Your task: Return the lines beginning with the one containing "Where is each" and continuing through the one containing "bar: [910, 344, 1118, 359]", both included, reproducing each line without any change. Omit the pictures from your answer.

Start Input rows

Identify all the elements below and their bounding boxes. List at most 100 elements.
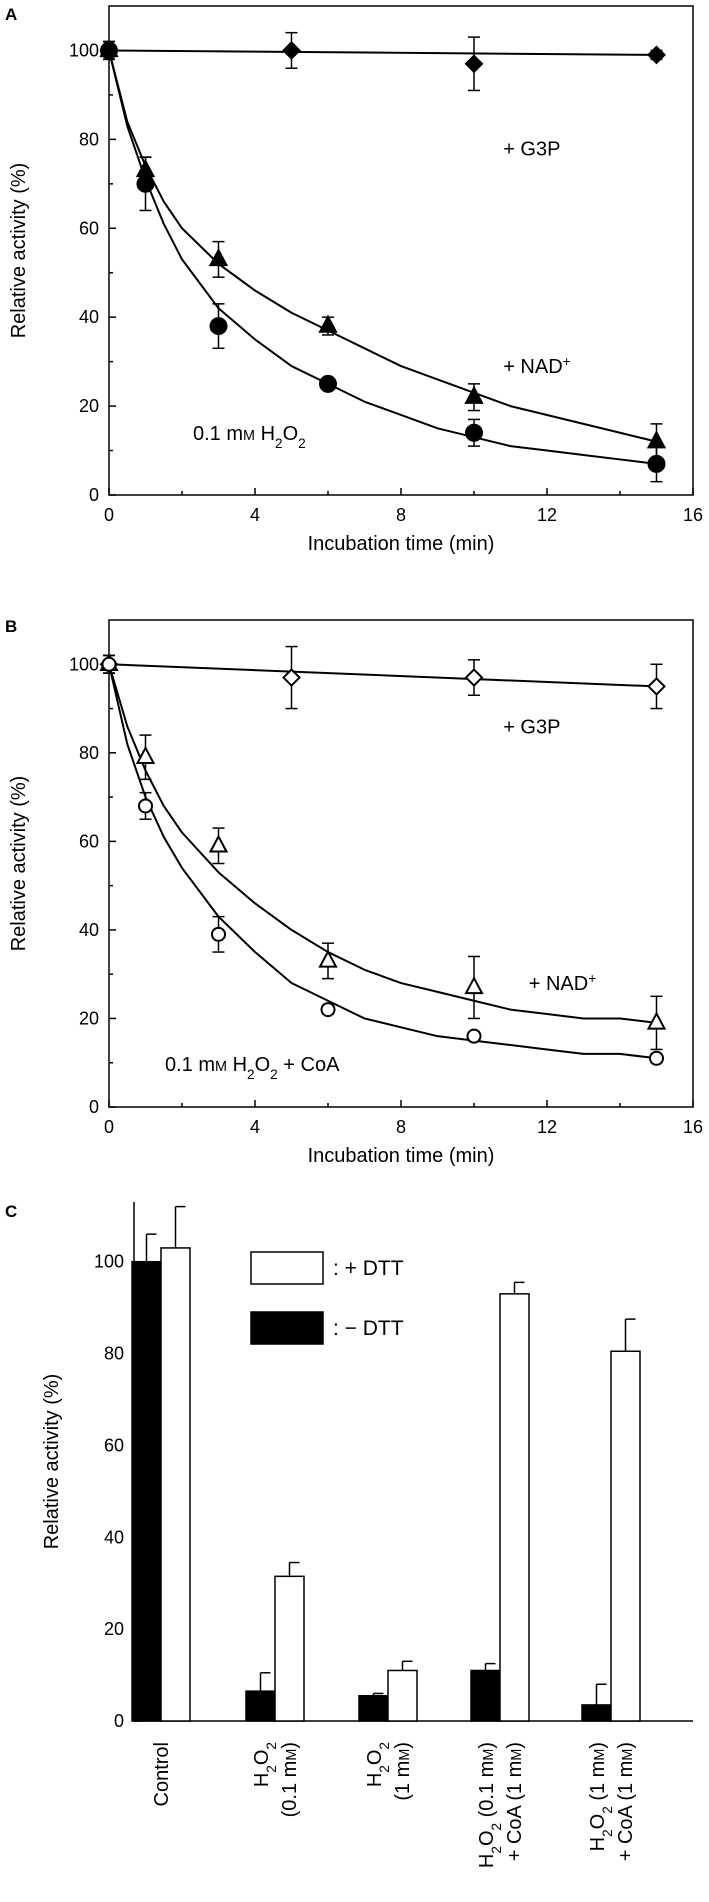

End Input rows
Start Input rows

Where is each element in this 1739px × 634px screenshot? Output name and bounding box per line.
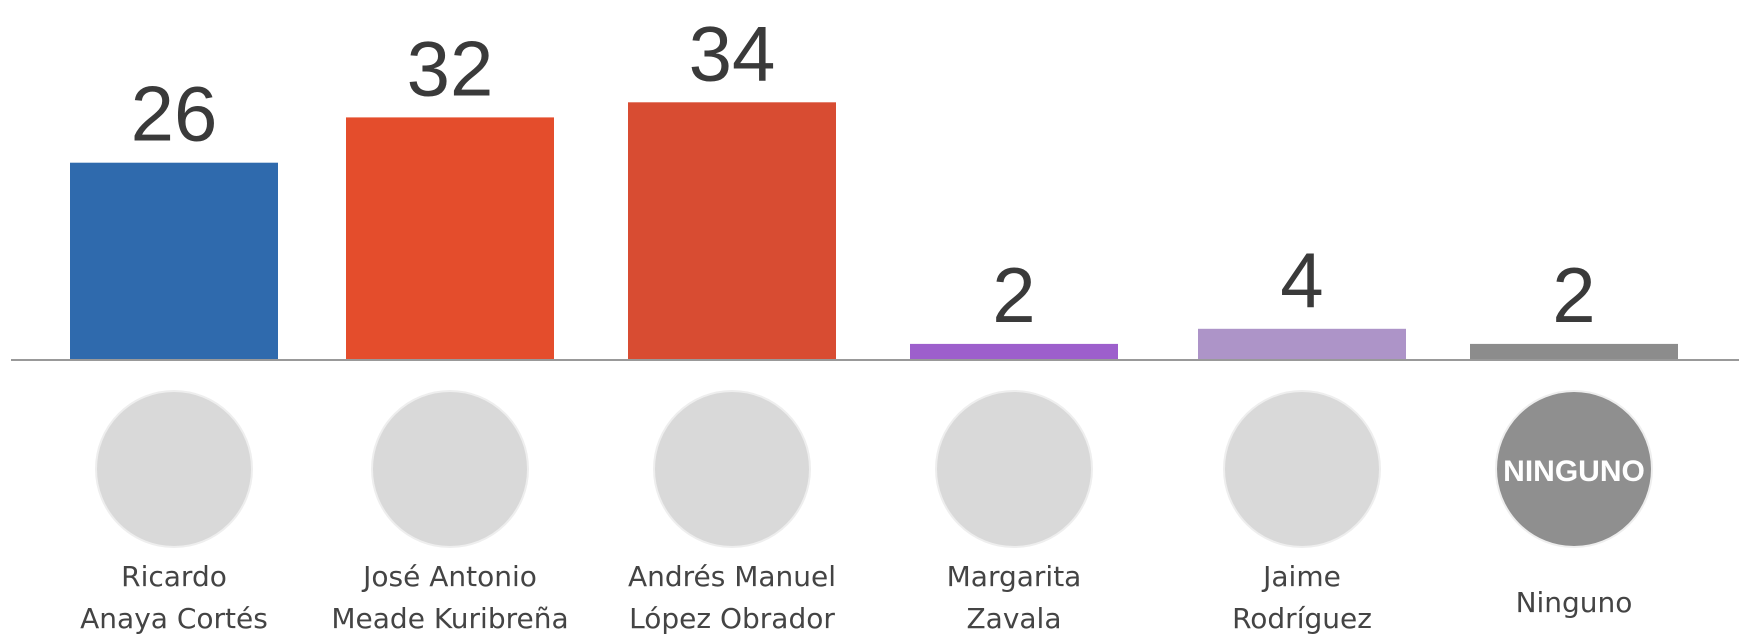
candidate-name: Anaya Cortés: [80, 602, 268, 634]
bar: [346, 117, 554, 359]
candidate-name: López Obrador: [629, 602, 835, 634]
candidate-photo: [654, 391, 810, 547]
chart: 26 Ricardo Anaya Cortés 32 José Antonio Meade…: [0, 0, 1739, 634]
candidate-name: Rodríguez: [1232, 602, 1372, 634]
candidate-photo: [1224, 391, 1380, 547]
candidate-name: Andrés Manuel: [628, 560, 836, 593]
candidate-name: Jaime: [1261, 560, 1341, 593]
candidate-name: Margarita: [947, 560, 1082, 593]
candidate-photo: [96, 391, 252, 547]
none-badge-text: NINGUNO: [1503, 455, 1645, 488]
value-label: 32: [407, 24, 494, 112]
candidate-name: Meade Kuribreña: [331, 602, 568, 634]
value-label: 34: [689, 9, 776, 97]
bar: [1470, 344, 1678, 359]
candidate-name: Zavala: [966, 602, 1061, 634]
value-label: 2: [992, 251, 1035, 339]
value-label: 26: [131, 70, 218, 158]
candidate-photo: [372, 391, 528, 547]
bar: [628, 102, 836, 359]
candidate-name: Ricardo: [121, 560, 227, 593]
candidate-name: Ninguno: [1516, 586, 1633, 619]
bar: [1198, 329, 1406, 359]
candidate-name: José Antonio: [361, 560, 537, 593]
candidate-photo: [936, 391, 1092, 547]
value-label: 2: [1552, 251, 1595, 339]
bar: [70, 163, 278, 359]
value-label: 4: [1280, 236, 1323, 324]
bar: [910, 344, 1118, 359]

End Input rows

The response:
Where is each element in this 1739px × 634px screenshot? Output name and bounding box per line.
candidate-name: Anaya Cortés: [80, 602, 268, 634]
bar: [346, 117, 554, 359]
candidate-name: López Obrador: [629, 602, 835, 634]
candidate-photo: [654, 391, 810, 547]
chart: 26 Ricardo Anaya Cortés 32 José Antonio Meade…: [0, 0, 1739, 634]
candidate-name: Rodríguez: [1232, 602, 1372, 634]
candidate-photo: [1224, 391, 1380, 547]
candidate-name: Andrés Manuel: [628, 560, 836, 593]
candidate-name: Jaime: [1261, 560, 1341, 593]
candidate-name: Margarita: [947, 560, 1082, 593]
candidate-photo: [96, 391, 252, 547]
none-badge-text: NINGUNO: [1503, 455, 1645, 488]
value-label: 32: [407, 24, 494, 112]
candidate-name: Meade Kuribreña: [331, 602, 568, 634]
value-label: 34: [689, 9, 776, 97]
bar: [1470, 344, 1678, 359]
candidate-name: Zavala: [966, 602, 1061, 634]
value-label: 2: [992, 251, 1035, 339]
value-label: 26: [131, 70, 218, 158]
candidate-photo: [372, 391, 528, 547]
bar: [628, 102, 836, 359]
candidate-name: Ricardo: [121, 560, 227, 593]
candidate-name: Ninguno: [1516, 586, 1633, 619]
bar: [1198, 329, 1406, 359]
candidate-name: José Antonio: [361, 560, 537, 593]
candidate-photo: [936, 391, 1092, 547]
value-label: 2: [1552, 251, 1595, 339]
bar: [70, 163, 278, 359]
value-label: 4: [1280, 236, 1323, 324]
bar: [910, 344, 1118, 359]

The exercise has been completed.